### What is needed
Copy out all of the material exactly as presented.
** Start Entries provided **
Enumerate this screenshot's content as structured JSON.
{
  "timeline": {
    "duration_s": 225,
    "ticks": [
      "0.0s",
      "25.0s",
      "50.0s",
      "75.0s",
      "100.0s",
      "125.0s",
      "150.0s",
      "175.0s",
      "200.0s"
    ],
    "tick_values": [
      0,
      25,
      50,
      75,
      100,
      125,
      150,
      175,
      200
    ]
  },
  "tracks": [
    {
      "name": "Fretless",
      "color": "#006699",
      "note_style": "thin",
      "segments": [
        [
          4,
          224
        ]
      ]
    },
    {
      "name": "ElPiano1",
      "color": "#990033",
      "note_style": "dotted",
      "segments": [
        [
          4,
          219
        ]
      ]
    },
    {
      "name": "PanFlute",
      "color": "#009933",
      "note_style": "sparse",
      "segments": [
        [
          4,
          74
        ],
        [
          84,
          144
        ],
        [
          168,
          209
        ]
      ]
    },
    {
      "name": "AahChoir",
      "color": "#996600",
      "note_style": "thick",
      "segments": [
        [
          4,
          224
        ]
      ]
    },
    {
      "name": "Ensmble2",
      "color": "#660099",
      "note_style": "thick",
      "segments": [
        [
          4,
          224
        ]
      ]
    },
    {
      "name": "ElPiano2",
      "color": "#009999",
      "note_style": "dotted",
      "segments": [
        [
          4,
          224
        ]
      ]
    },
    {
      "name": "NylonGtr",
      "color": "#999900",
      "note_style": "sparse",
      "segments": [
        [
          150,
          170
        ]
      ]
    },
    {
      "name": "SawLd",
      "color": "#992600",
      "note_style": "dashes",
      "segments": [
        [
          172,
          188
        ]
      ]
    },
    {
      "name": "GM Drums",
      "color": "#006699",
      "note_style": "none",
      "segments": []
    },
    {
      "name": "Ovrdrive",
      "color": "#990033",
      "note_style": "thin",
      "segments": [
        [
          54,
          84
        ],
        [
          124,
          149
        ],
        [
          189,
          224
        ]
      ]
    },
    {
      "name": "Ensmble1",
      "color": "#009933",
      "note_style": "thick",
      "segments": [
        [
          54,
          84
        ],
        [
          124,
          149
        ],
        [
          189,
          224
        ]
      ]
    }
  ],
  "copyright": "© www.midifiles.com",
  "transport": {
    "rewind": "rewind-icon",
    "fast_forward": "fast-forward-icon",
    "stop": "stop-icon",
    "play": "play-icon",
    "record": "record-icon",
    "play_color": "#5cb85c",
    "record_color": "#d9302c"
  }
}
** End Entries provided **
### Result of this task
Enumerate this screenshot's content as structured JSON.
{
  "timeline": {
    "duration_s": 225,
    "ticks": [
      "0.0s",
      "25.0s",
      "50.0s",
      "75.0s",
      "100.0s",
      "125.0s",
      "150.0s",
      "175.0s",
      "200.0s"
    ],
    "tick_values": [
      0,
      25,
      50,
      75,
      100,
      125,
      150,
      175,
      200
    ]
  },
  "tracks": [
    {
      "name": "Fretless",
      "color": "#006699",
      "note_style": "thin",
      "segments": [
        [
          4,
          224
        ]
      ]
    },
    {
      "name": "ElPiano1",
      "color": "#990033",
      "note_style": "dotted",
      "segments": [
        [
          4,
          219
        ]
      ]
    },
    {
      "name": "PanFlute",
      "color": "#009933",
      "note_style": "sparse",
      "segments": [
        [
          4,
          74
        ],
        [
          84,
          144
        ],
        [
          168,
          209
        ]
      ]
    },
    {
      "name": "AahChoir",
      "color": "#996600",
      "note_style": "thick",
      "segments": [
        [
          4,
          224
        ]
      ]
    },
    {
      "name": "Ensmble2",
      "color": "#660099",
      "note_style": "thick",
      "segments": [
        [
          4,
          224
        ]
      ]
    },
    {
      "name": "ElPiano2",
      "color": "#009999",
      "note_style": "dotted",
      "segments": [
        [
          4,
          224
        ]
      ]
    },
    {
      "name": "NylonGtr",
      "color": "#999900",
      "note_style": "sparse",
      "segments": [
        [
          150,
          170
        ]
      ]
    },
    {
      "name": "SawLd",
      "color": "#992600",
      "note_style": "dashes",
      "segments": [
        [
          172,
          188
        ]
      ]
    },
    {
      "name": "GM Drums",
      "color": "#006699",
      "note_style": "none",
      "segments": []
    },
    {
      "name": "Ovrdrive",
      "color": "#990033",
      "note_style": "thin",
      "segments": [
        [
          54,
          84
        ],
        [
          124,
          149
        ],
        [
          189,
          224
        ]
      ]
    },
    {
      "name": "Ensmble1",
      "color": "#009933",
      "note_style": "thick",
      "segments": [
        [
          54,
          84
        ],
        [
          124,
          149
        ],
        [
          189,
          224
        ]
      ]
    }
  ],
  "copyright": "© www.midifiles.com",
  "transport": {
    "rewind": "rewind-icon",
    "fast_forward": "fast-forward-icon",
    "stop": "stop-icon",
    "play": "play-icon",
    "record": "record-icon",
    "play_color": "#5cb85c",
    "record_color": "#d9302c"
  }
}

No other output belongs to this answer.